--- begin SUPPLIED DATA ---

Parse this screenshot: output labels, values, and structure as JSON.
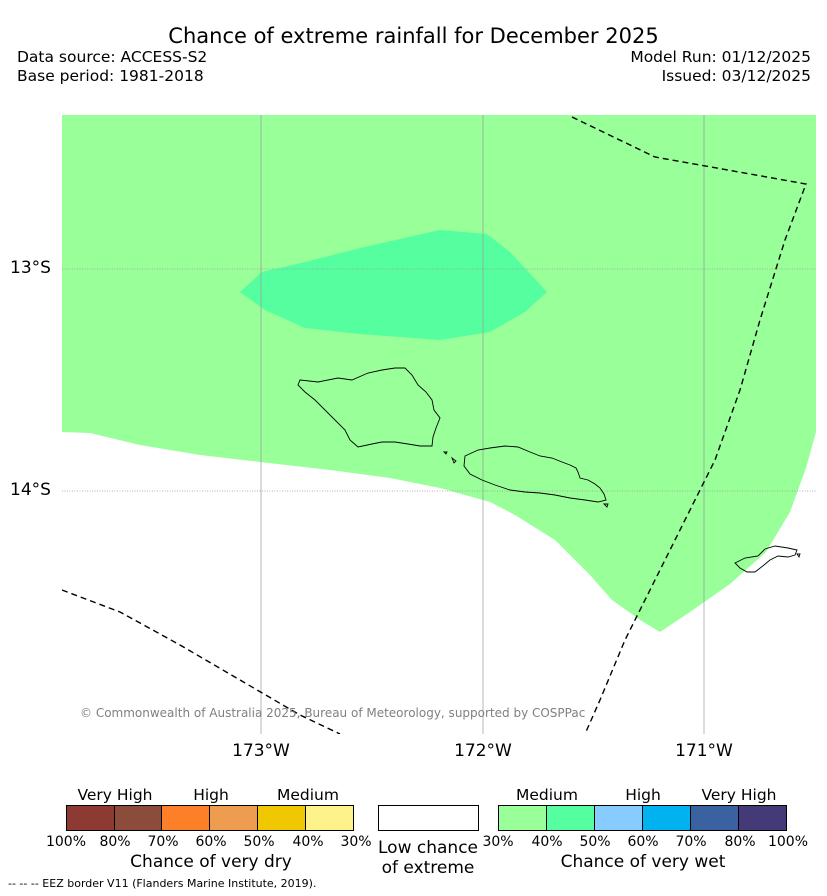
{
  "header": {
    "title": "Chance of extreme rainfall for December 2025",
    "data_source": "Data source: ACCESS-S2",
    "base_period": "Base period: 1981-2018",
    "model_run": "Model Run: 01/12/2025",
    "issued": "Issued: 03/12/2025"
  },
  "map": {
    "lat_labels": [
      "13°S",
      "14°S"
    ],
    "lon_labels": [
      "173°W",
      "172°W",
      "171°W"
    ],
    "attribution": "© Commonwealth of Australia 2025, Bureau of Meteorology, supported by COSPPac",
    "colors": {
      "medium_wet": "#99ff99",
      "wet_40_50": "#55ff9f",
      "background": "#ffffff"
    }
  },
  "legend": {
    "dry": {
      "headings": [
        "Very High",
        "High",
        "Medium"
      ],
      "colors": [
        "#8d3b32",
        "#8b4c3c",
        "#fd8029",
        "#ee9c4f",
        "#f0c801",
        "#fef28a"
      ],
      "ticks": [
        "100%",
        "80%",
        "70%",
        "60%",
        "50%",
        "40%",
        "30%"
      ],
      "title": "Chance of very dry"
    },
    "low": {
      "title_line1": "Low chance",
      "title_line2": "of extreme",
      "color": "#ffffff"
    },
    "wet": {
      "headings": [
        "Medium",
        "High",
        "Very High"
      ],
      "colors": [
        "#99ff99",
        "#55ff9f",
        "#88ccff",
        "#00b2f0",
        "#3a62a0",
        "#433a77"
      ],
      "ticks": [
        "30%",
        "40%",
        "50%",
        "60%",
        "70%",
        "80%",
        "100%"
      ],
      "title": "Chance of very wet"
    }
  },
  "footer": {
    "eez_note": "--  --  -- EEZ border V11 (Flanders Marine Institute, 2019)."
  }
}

--- end SUPPLIED DATA ---

TASK OBJECTIVE: Print the records above exactly as they stand, but leave out the pictures.

SOLUTION FOR THIS EXERCISE:
Parse this screenshot: output labels, values, and structure as JSON.
{
  "header": {
    "title": "Chance of extreme rainfall for December 2025",
    "data_source": "Data source: ACCESS-S2",
    "base_period": "Base period: 1981-2018",
    "model_run": "Model Run: 01/12/2025",
    "issued": "Issued: 03/12/2025"
  },
  "map": {
    "lat_labels": [
      "13°S",
      "14°S"
    ],
    "lon_labels": [
      "173°W",
      "172°W",
      "171°W"
    ],
    "attribution": "© Commonwealth of Australia 2025, Bureau of Meteorology, supported by COSPPac",
    "colors": {
      "medium_wet": "#99ff99",
      "wet_40_50": "#55ff9f",
      "background": "#ffffff"
    }
  },
  "legend": {
    "dry": {
      "headings": [
        "Very High",
        "High",
        "Medium"
      ],
      "colors": [
        "#8d3b32",
        "#8b4c3c",
        "#fd8029",
        "#ee9c4f",
        "#f0c801",
        "#fef28a"
      ],
      "ticks": [
        "100%",
        "80%",
        "70%",
        "60%",
        "50%",
        "40%",
        "30%"
      ],
      "title": "Chance of very dry"
    },
    "low": {
      "title_line1": "Low chance",
      "title_line2": "of extreme",
      "color": "#ffffff"
    },
    "wet": {
      "headings": [
        "Medium",
        "High",
        "Very High"
      ],
      "colors": [
        "#99ff99",
        "#55ff9f",
        "#88ccff",
        "#00b2f0",
        "#3a62a0",
        "#433a77"
      ],
      "ticks": [
        "30%",
        "40%",
        "50%",
        "60%",
        "70%",
        "80%",
        "100%"
      ],
      "title": "Chance of very wet"
    }
  },
  "footer": {
    "eez_note": "--  --  -- EEZ border V11 (Flanders Marine Institute, 2019)."
  }
}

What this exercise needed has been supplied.